[Saved data entries]

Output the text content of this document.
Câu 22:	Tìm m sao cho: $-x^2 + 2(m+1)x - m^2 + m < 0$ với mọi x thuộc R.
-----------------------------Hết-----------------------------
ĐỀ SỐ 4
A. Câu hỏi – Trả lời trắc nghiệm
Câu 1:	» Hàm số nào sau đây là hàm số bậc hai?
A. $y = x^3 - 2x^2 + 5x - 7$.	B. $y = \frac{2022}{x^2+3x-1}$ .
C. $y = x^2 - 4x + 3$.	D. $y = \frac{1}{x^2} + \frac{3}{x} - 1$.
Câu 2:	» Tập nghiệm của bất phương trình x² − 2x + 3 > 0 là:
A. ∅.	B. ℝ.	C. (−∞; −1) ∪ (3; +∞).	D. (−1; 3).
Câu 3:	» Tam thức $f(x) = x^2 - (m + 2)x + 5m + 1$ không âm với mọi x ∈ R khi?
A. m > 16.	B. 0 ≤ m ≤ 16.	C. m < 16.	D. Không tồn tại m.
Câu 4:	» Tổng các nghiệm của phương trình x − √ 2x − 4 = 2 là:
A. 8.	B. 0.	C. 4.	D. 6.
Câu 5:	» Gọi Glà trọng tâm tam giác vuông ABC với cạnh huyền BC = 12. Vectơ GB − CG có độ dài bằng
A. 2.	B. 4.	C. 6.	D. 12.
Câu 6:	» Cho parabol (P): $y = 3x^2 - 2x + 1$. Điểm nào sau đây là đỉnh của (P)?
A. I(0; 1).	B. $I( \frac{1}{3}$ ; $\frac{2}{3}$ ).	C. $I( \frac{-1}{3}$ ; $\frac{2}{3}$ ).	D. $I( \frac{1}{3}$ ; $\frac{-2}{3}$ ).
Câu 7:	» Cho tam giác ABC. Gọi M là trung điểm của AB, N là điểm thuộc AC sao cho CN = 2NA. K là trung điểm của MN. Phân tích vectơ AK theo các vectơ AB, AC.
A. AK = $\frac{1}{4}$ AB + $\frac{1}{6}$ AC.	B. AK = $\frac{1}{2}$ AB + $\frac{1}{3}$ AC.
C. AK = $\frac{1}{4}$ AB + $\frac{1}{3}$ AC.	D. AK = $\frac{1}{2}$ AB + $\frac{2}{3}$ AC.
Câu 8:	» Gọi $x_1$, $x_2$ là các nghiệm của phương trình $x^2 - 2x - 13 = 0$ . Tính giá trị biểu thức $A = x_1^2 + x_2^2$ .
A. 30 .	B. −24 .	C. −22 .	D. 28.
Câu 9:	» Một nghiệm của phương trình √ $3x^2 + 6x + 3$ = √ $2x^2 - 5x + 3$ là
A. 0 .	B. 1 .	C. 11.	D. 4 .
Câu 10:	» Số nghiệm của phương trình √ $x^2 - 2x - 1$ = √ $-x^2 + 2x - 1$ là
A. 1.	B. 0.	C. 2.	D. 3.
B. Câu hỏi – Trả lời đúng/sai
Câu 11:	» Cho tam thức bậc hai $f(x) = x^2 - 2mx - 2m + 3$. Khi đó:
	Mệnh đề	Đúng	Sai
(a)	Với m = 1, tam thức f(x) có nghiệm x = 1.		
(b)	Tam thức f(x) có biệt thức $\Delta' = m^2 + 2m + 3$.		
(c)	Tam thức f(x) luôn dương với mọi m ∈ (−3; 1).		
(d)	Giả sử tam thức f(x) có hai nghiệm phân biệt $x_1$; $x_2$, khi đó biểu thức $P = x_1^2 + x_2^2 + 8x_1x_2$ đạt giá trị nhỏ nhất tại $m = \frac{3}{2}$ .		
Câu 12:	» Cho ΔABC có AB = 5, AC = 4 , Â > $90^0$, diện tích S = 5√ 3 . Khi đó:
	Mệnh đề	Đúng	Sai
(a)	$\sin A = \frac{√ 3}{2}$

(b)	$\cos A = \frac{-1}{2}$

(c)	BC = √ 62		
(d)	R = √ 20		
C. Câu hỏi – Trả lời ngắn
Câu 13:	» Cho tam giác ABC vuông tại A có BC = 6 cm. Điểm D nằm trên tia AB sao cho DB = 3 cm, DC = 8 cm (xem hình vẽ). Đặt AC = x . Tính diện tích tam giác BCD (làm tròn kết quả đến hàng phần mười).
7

*PROBLEM TO SOLVE*: Write the entries again, exactly as they stand.

*FULL ANSWER*:
Output the text content of this document.
Câu 22:	Tìm m sao cho: $-x^2 + 2(m+1)x - m^2 + m < 0$ với mọi x thuộc R.
-----------------------------Hết-----------------------------
ĐỀ SỐ 4
A. Câu hỏi – Trả lời trắc nghiệm
Câu 1:	» Hàm số nào sau đây là hàm số bậc hai?
A. $y = x^3 - 2x^2 + 5x - 7$.	B. $y = \frac{2022}{x^2+3x-1}$ .
C. $y = x^2 - 4x + 3$.	D. $y = \frac{1}{x^2} + \frac{3}{x} - 1$.
Câu 2:	» Tập nghiệm của bất phương trình x² − 2x + 3 > 0 là:
A. ∅.	B. ℝ.	C. (−∞; −1) ∪ (3; +∞).	D. (−1; 3).
Câu 3:	» Tam thức $f(x) = x^2 - (m + 2)x + 5m + 1$ không âm với mọi x ∈ R khi?
A. m > 16.	B. 0 ≤ m ≤ 16.	C. m < 16.	D. Không tồn tại m.
Câu 4:	» Tổng các nghiệm của phương trình x − √ 2x − 4 = 2 là:
A. 8.	B. 0.	C. 4.	D. 6.
Câu 5:	» Gọi Glà trọng tâm tam giác vuông ABC với cạnh huyền BC = 12. Vectơ GB − CG có độ dài bằng
A. 2.	B. 4.	C. 6.	D. 12.
Câu 6:	» Cho parabol (P): $y = 3x^2 - 2x + 1$. Điểm nào sau đây là đỉnh của (P)?
A. I(0; 1).	B. $I( \frac{1}{3}$ ; $\frac{2}{3}$ ).	C. $I( \frac{-1}{3}$ ; $\frac{2}{3}$ ).	D. $I( \frac{1}{3}$ ; $\frac{-2}{3}$ ).
Câu 7:	» Cho tam giác ABC. Gọi M là trung điểm của AB, N là điểm thuộc AC sao cho CN = 2NA. K là trung điểm của MN. Phân tích vectơ AK theo các vectơ AB, AC.
A. AK = $\frac{1}{4}$ AB + $\frac{1}{6}$ AC.	B. AK = $\frac{1}{2}$ AB + $\frac{1}{3}$ AC.
C. AK = $\frac{1}{4}$ AB + $\frac{1}{3}$ AC.	D. AK = $\frac{1}{2}$ AB + $\frac{2}{3}$ AC.
Câu 8:	» Gọi $x_1$, $x_2$ là các nghiệm của phương trình $x^2 - 2x - 13 = 0$ . Tính giá trị biểu thức $A = x_1^2 + x_2^2$ .
A. 30 .	B. −24 .	C. −22 .	D. 28.
Câu 9:	» Một nghiệm của phương trình √ $3x^2 + 6x + 3$ = √ $2x^2 - 5x + 3$ là
A. 0 .	B. 1 .	C. 11.	D. 4 .
Câu 10:	» Số nghiệm của phương trình √ $x^2 - 2x - 1$ = √ $-x^2 + 2x - 1$ là
A. 1.	B. 0.	C. 2.	D. 3.
B. Câu hỏi – Trả lời đúng/sai
Câu 11:	» Cho tam thức bậc hai $f(x) = x^2 - 2mx - 2m + 3$. Khi đó:
	Mệnh đề	Đúng	Sai
(a)	Với m = 1, tam thức f(x) có nghiệm x = 1.		
(b)	Tam thức f(x) có biệt thức $\Delta' = m^2 + 2m + 3$.		
(c)	Tam thức f(x) luôn dương với mọi m ∈ (−3; 1).		
(d)	Giả sử tam thức f(x) có hai nghiệm phân biệt $x_1$; $x_2$, khi đó biểu thức $P = x_1^2 + x_2^2 + 8x_1x_2$ đạt giá trị nhỏ nhất tại $m = \frac{3}{2}$ .		
Câu 12:	» Cho ΔABC có AB = 5, AC = 4 , Â > $90^0$, diện tích S = 5√ 3 . Khi đó:
	Mệnh đề	Đúng	Sai
(a)	$\sin A = \frac{√ 3}{2}$

(b)	$\cos A = \frac{-1}{2}$

(c)	BC = √ 62		
(d)	R = √ 20		
C. Câu hỏi – Trả lời ngắn
Câu 13:	» Cho tam giác ABC vuông tại A có BC = 6 cm. Điểm D nằm trên tia AB sao cho DB = 3 cm, DC = 8 cm (xem hình vẽ). Đặt AC = x . Tính diện tích tam giác BCD (làm tròn kết quả đến hàng phần mười).
7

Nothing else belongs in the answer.